→ **WHAT THIS TASK INVOLVES**
Scan the data for lines with "regional" and report the count by itself.

→ **Figure record extracts**
———

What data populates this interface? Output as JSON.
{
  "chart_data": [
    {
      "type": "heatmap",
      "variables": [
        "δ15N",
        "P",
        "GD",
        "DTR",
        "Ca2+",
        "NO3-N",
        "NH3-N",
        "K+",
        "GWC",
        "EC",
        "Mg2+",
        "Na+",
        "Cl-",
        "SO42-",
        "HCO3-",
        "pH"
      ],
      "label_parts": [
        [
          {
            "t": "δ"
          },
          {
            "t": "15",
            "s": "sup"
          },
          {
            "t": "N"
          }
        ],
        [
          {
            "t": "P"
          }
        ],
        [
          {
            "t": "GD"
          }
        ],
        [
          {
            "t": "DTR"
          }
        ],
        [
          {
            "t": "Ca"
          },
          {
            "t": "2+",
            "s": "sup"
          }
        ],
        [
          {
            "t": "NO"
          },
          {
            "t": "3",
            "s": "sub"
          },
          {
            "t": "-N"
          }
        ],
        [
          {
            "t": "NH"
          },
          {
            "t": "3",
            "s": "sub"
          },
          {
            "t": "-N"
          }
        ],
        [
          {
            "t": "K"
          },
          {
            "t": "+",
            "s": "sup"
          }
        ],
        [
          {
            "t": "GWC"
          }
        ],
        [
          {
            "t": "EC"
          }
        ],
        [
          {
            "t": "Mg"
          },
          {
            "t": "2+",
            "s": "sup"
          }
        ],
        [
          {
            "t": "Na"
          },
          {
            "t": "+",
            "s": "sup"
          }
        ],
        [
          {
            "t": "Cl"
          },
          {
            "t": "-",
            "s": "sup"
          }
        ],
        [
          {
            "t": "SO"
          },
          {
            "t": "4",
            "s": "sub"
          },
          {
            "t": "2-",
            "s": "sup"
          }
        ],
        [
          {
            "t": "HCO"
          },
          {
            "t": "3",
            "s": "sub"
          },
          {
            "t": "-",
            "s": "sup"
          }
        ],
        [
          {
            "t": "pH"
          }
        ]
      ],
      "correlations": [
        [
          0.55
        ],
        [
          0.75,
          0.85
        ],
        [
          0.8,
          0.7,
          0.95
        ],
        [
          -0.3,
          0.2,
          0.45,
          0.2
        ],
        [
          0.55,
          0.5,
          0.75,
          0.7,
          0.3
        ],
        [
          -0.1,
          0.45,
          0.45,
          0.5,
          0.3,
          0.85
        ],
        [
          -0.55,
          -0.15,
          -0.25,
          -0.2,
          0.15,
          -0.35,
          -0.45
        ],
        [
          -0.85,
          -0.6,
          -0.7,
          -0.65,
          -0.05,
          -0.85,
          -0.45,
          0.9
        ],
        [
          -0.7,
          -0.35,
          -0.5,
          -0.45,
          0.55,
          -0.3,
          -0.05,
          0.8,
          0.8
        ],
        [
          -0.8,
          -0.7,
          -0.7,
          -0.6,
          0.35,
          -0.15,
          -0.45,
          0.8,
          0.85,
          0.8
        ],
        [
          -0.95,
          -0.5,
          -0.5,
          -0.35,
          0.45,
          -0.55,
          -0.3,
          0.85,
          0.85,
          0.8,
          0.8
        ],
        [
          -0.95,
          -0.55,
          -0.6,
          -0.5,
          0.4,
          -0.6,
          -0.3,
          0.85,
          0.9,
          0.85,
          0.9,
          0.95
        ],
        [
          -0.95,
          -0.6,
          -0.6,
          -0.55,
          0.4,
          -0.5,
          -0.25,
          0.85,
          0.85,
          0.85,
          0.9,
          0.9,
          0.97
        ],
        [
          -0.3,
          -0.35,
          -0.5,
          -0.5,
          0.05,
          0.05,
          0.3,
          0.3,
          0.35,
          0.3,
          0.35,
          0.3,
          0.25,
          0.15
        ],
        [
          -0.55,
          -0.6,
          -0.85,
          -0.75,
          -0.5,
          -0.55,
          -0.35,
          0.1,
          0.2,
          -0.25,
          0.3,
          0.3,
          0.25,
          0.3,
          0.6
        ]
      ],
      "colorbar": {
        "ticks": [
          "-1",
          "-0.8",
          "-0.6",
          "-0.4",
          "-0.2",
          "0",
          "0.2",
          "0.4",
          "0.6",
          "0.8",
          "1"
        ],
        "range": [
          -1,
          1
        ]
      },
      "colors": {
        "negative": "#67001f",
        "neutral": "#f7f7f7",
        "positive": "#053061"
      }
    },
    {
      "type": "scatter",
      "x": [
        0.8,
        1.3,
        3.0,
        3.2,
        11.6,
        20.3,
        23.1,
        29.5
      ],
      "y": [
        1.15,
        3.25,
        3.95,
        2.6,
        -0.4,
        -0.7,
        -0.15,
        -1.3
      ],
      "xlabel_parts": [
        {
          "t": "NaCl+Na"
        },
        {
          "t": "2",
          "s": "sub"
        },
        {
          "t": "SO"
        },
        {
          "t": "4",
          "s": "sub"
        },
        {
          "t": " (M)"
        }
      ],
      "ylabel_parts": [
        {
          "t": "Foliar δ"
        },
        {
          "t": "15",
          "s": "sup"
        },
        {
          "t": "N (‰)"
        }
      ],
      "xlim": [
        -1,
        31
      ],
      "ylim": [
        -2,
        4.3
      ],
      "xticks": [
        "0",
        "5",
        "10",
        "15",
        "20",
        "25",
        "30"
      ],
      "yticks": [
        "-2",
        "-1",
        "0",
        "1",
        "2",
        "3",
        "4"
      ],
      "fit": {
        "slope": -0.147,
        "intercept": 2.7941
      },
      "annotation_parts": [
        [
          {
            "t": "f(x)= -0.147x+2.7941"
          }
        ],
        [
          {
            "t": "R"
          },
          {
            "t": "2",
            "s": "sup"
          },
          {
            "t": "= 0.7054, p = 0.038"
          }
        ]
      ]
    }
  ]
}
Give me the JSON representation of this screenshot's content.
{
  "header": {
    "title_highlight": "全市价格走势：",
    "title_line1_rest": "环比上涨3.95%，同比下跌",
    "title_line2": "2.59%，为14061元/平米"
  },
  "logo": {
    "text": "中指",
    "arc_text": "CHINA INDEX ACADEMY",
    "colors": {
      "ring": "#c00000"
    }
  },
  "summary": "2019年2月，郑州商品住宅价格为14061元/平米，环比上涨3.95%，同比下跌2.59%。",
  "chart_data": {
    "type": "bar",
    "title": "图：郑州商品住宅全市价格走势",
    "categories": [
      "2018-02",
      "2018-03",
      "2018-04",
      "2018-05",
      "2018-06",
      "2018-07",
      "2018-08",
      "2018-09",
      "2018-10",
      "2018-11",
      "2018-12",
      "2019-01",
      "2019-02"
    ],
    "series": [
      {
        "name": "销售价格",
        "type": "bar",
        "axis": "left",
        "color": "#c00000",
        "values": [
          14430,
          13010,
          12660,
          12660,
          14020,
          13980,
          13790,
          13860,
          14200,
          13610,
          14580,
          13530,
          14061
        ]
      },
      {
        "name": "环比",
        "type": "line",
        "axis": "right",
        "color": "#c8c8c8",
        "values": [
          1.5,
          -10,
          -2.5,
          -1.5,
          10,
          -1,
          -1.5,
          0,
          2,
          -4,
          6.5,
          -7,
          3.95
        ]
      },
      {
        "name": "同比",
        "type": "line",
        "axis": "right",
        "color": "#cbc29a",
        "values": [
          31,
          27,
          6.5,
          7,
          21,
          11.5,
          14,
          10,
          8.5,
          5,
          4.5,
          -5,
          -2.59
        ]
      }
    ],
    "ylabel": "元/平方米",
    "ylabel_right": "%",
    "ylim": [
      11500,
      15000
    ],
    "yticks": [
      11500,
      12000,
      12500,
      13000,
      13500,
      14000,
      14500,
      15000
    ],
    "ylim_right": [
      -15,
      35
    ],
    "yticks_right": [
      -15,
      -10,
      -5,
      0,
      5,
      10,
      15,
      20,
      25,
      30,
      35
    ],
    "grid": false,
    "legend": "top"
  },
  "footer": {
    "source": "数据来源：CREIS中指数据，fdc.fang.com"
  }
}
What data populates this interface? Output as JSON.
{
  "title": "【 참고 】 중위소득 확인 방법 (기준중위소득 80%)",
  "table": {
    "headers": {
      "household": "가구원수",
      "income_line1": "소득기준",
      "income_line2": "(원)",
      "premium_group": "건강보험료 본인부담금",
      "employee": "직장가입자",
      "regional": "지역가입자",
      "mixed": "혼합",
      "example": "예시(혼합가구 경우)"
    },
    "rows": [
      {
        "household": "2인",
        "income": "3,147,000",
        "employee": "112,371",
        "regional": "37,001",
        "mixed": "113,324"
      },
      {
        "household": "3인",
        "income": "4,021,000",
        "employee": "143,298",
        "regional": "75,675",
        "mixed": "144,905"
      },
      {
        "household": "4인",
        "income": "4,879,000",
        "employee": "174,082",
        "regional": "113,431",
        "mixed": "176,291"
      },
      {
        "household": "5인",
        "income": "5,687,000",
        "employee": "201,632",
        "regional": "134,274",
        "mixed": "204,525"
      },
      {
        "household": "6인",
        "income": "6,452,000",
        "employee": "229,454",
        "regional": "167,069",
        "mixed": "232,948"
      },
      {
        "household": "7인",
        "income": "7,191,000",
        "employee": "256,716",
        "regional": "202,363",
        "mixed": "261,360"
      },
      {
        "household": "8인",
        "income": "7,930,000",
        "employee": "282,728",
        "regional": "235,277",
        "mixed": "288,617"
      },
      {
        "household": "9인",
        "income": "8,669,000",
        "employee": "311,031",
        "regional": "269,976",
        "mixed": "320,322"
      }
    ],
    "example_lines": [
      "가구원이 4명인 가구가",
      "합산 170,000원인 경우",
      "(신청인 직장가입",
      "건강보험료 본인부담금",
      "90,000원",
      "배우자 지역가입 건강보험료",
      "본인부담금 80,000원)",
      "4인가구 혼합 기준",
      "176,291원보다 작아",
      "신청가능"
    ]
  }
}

———

→ **SOLVED EXERCISE**
9